安藤優一郎先生。
「我々は結果を知っているから、何が良くて何が悪かったのかがわかるが、その時代においてはそれがわからない。慶喜にも落ち度はあったが、薩長もミスだらけだった。」
以下、他書籍の知見も含めて作成した【まとめ年表】。(西暦年月日はすべて和暦)
目次
第1章:坂本龍馬と薩長同盟ー予定調和の歴史像を再検証する
1853年
6/3 | 東インド艦隊司令官ペリー浦賀来航。大統領国書受け取りを求める。 【ペリー】 ※アメリカではなく、インドから来た、「東インド艦隊司令官」である。 ※カリフォルニアを手にした1846年の米墨戦争で武功をあげる。 ※1852年にアメリカを出発。途中、沖縄と小笠原に寄った。 ※軍艦はやや旧式。当時、オランダの海軍力が世界5位、アメリカが8位。 ※時の大統領は13代フィルモア。 【幕府】 ※幕府はペリーが来航することを1年前から知っていた。 ※当時最大の外交問題はロシアとイギリス。 ♨「明治維新の正体」、「勝海舟と幕末外交」にも詳しい。 |
6/9 | 久里浜に上陸したペリーから国書を受け取る。 【徳川斉昭】(水戸藩藩主) ※攘夷一辺倒と思いきや、国書受け取りに理解を示す。 ※1824年の「大津浜事件」がトラウマとなっているよう。翌年、藩主就任。 |
7/1 | 老中阿部正弘、アメリカからの国書を諸大名に提示し、意見を求める。 ※幕府の権威低下とも見れるが、議会民主制の端緒という見方もできる。 ※勝海舟は「出貿易論」。良い意見も出された。 ※毛利ら多くの意見は「主戦論」。のちの老中・堀田正睦は「積極的開国論」。 ※阿部正弘1855年10月9日に老中首座を譲り、1857年8月6日死亡。 ※後任の堀田正睦は勅許を求めたが、自分は行かなかったことが仇となった。 |
7 | プチャーチン、長崎来航。 【プチャーチン】(ロシア) ※佐賀藩鍋島家の長崎警備に驚いて、穏健策をとった(?)。 ※幕府は彼とロシアに親近感を抱いた。 ※徳川斉昭は「米露は通じているだろう」と親露に反対。 |
1854年(安政元年)

• **データエントリ**
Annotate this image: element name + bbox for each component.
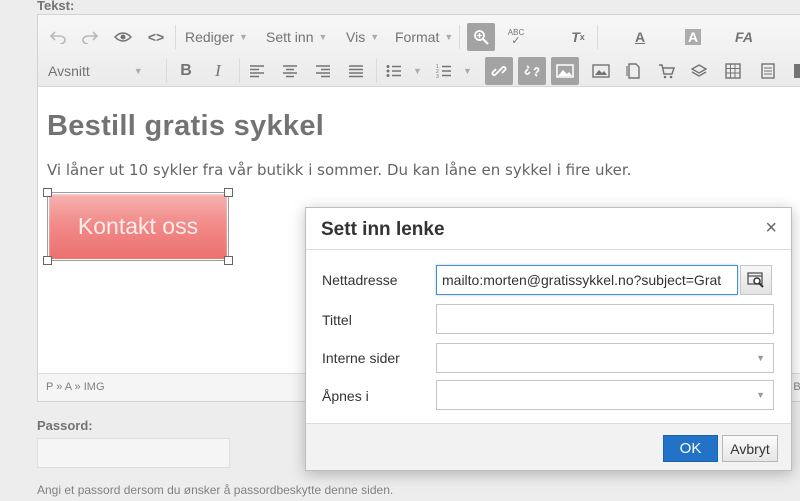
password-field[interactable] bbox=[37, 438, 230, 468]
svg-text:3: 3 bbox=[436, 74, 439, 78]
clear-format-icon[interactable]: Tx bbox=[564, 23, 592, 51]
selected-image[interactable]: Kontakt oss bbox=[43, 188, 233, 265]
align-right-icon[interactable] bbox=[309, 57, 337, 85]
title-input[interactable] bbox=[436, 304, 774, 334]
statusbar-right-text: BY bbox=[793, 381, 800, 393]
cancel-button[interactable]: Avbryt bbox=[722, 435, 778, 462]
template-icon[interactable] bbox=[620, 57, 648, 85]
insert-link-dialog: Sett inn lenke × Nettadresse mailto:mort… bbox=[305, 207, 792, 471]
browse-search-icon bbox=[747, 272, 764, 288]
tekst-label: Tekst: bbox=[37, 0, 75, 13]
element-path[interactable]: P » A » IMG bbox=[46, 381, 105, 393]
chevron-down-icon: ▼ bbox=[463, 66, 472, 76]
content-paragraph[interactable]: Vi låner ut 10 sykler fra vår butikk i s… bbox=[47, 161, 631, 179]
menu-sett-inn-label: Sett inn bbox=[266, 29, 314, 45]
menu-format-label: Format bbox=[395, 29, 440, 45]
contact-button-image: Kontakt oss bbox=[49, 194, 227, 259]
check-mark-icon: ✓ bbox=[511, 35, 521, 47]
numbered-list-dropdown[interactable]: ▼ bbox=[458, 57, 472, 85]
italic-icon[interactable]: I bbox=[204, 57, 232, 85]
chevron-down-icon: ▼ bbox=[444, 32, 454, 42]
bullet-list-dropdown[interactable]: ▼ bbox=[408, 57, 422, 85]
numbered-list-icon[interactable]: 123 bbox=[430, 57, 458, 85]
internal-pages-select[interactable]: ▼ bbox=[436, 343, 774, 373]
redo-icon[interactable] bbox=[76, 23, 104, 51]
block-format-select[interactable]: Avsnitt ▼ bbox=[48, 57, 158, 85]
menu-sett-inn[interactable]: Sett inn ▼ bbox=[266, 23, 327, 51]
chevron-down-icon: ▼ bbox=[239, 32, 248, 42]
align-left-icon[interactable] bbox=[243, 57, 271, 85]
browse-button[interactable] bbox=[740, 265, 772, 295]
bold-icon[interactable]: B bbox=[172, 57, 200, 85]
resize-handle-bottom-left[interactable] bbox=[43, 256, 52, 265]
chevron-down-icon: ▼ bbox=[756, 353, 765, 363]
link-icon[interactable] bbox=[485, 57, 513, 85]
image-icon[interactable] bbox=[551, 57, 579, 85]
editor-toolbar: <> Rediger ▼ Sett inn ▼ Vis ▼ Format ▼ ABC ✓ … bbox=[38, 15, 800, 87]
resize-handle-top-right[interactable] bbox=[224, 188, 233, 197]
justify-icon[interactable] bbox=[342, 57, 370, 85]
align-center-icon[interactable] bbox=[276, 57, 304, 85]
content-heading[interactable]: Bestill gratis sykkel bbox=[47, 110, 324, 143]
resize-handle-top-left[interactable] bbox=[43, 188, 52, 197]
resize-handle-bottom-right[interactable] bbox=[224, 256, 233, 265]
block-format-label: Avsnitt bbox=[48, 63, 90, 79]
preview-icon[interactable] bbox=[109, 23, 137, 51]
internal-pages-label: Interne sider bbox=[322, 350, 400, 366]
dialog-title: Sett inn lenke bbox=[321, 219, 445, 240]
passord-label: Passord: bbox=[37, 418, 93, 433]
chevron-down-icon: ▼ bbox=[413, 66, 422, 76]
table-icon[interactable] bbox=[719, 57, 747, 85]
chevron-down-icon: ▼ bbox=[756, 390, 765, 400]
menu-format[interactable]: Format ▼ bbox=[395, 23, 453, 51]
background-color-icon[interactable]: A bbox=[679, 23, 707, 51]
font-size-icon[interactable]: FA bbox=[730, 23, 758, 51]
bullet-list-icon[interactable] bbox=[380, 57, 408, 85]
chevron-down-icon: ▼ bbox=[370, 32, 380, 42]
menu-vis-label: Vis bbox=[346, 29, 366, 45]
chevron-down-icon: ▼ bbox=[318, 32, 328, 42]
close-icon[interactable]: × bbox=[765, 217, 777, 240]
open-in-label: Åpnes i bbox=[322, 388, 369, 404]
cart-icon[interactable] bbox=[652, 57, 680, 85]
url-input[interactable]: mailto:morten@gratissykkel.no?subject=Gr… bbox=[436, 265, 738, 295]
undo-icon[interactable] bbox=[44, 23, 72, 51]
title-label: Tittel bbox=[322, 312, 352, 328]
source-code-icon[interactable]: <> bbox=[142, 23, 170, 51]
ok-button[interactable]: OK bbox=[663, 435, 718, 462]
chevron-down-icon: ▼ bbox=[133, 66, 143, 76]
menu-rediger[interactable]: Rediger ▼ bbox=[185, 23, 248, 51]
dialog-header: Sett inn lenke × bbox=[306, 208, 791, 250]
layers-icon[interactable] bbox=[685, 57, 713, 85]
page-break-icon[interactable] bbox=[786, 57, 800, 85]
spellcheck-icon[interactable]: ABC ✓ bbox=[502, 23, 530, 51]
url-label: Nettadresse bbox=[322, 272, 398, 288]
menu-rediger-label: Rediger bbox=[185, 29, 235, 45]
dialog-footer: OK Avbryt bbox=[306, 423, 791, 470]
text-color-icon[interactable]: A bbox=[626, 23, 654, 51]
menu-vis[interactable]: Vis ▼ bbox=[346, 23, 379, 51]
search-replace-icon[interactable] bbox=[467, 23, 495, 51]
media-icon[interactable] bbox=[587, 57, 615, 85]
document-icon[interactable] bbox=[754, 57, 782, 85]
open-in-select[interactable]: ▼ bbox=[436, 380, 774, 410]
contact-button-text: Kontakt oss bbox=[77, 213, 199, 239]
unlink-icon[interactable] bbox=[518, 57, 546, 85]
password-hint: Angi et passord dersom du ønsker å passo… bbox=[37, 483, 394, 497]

• **課題**
上のページ抜粋の1853年の項に載っている日付を、それぞれの出来事とあわせてすべて挙げよ。

• **最終回答**
- 6/3：東インド艦隊司令官ペリー浦賀来航。大統領国書受け取りを求める。
- 6/9：久里浜に上陸したペリーから国書を受け取る。
- 7/1：老中阿部正弘、アメリカからの国書を諸大名に提示し、意見を求める。
- 7：プチャーチン、長崎来航。